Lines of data
■ ■ ■ ■
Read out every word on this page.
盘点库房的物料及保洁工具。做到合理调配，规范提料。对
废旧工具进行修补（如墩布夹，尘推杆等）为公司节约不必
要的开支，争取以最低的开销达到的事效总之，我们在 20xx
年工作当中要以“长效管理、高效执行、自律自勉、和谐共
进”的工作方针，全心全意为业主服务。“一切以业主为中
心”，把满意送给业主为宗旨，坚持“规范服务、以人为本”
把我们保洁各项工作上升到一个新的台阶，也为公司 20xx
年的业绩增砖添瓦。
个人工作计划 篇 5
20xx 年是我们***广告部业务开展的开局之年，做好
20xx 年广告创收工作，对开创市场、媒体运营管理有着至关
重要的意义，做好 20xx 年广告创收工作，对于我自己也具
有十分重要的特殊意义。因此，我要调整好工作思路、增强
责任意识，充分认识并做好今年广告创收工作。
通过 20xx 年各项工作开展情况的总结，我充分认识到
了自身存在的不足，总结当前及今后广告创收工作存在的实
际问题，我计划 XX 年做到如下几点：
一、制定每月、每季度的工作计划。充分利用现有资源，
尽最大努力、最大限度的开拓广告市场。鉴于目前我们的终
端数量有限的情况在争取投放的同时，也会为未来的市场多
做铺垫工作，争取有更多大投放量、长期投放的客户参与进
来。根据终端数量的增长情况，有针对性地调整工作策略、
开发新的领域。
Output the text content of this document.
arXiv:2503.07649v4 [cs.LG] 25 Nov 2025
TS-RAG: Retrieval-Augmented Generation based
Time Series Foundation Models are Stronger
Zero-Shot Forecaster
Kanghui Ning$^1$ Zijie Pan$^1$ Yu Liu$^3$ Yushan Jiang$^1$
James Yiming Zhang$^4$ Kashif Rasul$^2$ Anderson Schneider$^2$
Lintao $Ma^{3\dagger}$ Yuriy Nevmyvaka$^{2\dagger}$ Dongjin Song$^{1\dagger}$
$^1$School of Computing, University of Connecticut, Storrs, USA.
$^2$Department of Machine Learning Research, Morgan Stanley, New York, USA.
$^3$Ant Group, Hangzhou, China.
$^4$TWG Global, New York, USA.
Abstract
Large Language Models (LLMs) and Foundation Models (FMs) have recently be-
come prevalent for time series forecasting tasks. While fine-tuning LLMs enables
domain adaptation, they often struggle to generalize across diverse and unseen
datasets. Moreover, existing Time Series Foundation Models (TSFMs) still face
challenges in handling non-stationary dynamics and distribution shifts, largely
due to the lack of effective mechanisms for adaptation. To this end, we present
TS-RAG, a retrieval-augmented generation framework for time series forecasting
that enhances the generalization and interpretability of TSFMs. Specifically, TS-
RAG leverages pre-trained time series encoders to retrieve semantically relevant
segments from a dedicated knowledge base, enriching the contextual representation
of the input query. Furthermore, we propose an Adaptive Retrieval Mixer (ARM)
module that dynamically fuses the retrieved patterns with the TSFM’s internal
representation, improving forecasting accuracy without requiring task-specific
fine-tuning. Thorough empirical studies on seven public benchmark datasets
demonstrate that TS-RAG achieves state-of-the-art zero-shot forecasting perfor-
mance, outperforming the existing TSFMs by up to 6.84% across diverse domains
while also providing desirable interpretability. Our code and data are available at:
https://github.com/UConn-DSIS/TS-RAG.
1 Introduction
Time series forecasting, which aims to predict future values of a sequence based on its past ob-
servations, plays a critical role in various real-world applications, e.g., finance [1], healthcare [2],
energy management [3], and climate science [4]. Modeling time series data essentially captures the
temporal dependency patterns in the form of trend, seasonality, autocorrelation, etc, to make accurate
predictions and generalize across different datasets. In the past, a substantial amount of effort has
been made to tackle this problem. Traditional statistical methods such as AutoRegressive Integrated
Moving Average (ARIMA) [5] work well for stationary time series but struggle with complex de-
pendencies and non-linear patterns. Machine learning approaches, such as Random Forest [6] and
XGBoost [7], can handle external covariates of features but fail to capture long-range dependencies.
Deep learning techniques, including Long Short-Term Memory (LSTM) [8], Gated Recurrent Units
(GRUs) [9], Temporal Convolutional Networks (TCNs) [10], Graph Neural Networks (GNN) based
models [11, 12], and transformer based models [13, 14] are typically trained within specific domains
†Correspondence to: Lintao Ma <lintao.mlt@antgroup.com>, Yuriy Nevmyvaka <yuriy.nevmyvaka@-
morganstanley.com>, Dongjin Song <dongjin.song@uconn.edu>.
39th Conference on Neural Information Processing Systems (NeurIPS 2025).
■ ■ ■ ■
• [Aim]:
Return all of the entries exactly as they were supplied.

• [Solution to this exercise]:
Read out every word on this page.
盘点库房的物料及保洁工具。做到合理调配，规范提料。对
废旧工具进行修补（如墩布夹，尘推杆等）为公司节约不必
要的开支，争取以最低的开销达到的事效总之，我们在 20xx
年工作当中要以“长效管理、高效执行、自律自勉、和谐共
进”的工作方针，全心全意为业主服务。“一切以业主为中
心”，把满意送给业主为宗旨，坚持“规范服务、以人为本”
把我们保洁各项工作上升到一个新的台阶，也为公司 20xx
年的业绩增砖添瓦。
个人工作计划 篇 5
20xx 年是我们***广告部业务开展的开局之年，做好
20xx 年广告创收工作，对开创市场、媒体运营管理有着至关
重要的意义，做好 20xx 年广告创收工作，对于我自己也具
有十分重要的特殊意义。因此，我要调整好工作思路、增强
责任意识，充分认识并做好今年广告创收工作。
通过 20xx 年各项工作开展情况的总结，我充分认识到
了自身存在的不足，总结当前及今后广告创收工作存在的实
际问题，我计划 XX 年做到如下几点：
一、制定每月、每季度的工作计划。充分利用现有资源，
尽最大努力、最大限度的开拓广告市场。鉴于目前我们的终
端数量有限的情况在争取投放的同时，也会为未来的市场多
做铺垫工作，争取有更多大投放量、长期投放的客户参与进
来。根据终端数量的增长情况，有针对性地调整工作策略、
开发新的领域。
Output the text content of this document.
arXiv:2503.07649v4 [cs.LG] 25 Nov 2025
TS-RAG: Retrieval-Augmented Generation based
Time Series Foundation Models are Stronger
Zero-Shot Forecaster
Kanghui Ning$^1$ Zijie Pan$^1$ Yu Liu$^3$ Yushan Jiang$^1$
James Yiming Zhang$^4$ Kashif Rasul$^2$ Anderson Schneider$^2$
Lintao $Ma^{3\dagger}$ Yuriy Nevmyvaka$^{2\dagger}$ Dongjin Song$^{1\dagger}$
$^1$School of Computing, University of Connecticut, Storrs, USA.
$^2$Department of Machine Learning Research, Morgan Stanley, New York, USA.
$^3$Ant Group, Hangzhou, China.
$^4$TWG Global, New York, USA.
Abstract
Large Language Models (LLMs) and Foundation Models (FMs) have recently be-
come prevalent for time series forecasting tasks. While fine-tuning LLMs enables
domain adaptation, they often struggle to generalize across diverse and unseen
datasets. Moreover, existing Time Series Foundation Models (TSFMs) still face
challenges in handling non-stationary dynamics and distribution shifts, largely
due to the lack of effective mechanisms for adaptation. To this end, we present
TS-RAG, a retrieval-augmented generation framework for time series forecasting
that enhances the generalization and interpretability of TSFMs. Specifically, TS-
RAG leverages pre-trained time series encoders to retrieve semantically relevant
segments from a dedicated knowledge base, enriching the contextual representation
of the input query. Furthermore, we propose an Adaptive Retrieval Mixer (ARM)
module that dynamically fuses the retrieved patterns with the TSFM’s internal
representation, improving forecasting accuracy without requiring task-specific
fine-tuning. Thorough empirical studies on seven public benchmark datasets
demonstrate that TS-RAG achieves state-of-the-art zero-shot forecasting perfor-
mance, outperforming the existing TSFMs by up to 6.84% across diverse domains
while also providing desirable interpretability. Our code and data are available at:
https://github.com/UConn-DSIS/TS-RAG.
1 Introduction
Time series forecasting, which aims to predict future values of a sequence based on its past ob-
servations, plays a critical role in various real-world applications, e.g., finance [1], healthcare [2],
energy management [3], and climate science [4]. Modeling time series data essentially captures the
temporal dependency patterns in the form of trend, seasonality, autocorrelation, etc, to make accurate
predictions and generalize across different datasets. In the past, a substantial amount of effort has
been made to tackle this problem. Traditional statistical methods such as AutoRegressive Integrated
Moving Average (ARIMA) [5] work well for stationary time series but struggle with complex de-
pendencies and non-linear patterns. Machine learning approaches, such as Random Forest [6] and
XGBoost [7], can handle external covariates of features but fail to capture long-range dependencies.
Deep learning techniques, including Long Short-Term Memory (LSTM) [8], Gated Recurrent Units
(GRUs) [9], Temporal Convolutional Networks (TCNs) [10], Graph Neural Networks (GNN) based
models [11, 12], and transformer based models [13, 14] are typically trained within specific domains
†Correspondence to: Lintao Ma <lintao.mlt@antgroup.com>, Yuriy Nevmyvaka <yuriy.nevmyvaka@-
morganstanley.com>, Dongjin Song <dongjin.song@uconn.edu>.
39th Conference on Neural Information Processing Systems (NeurIPS 2025).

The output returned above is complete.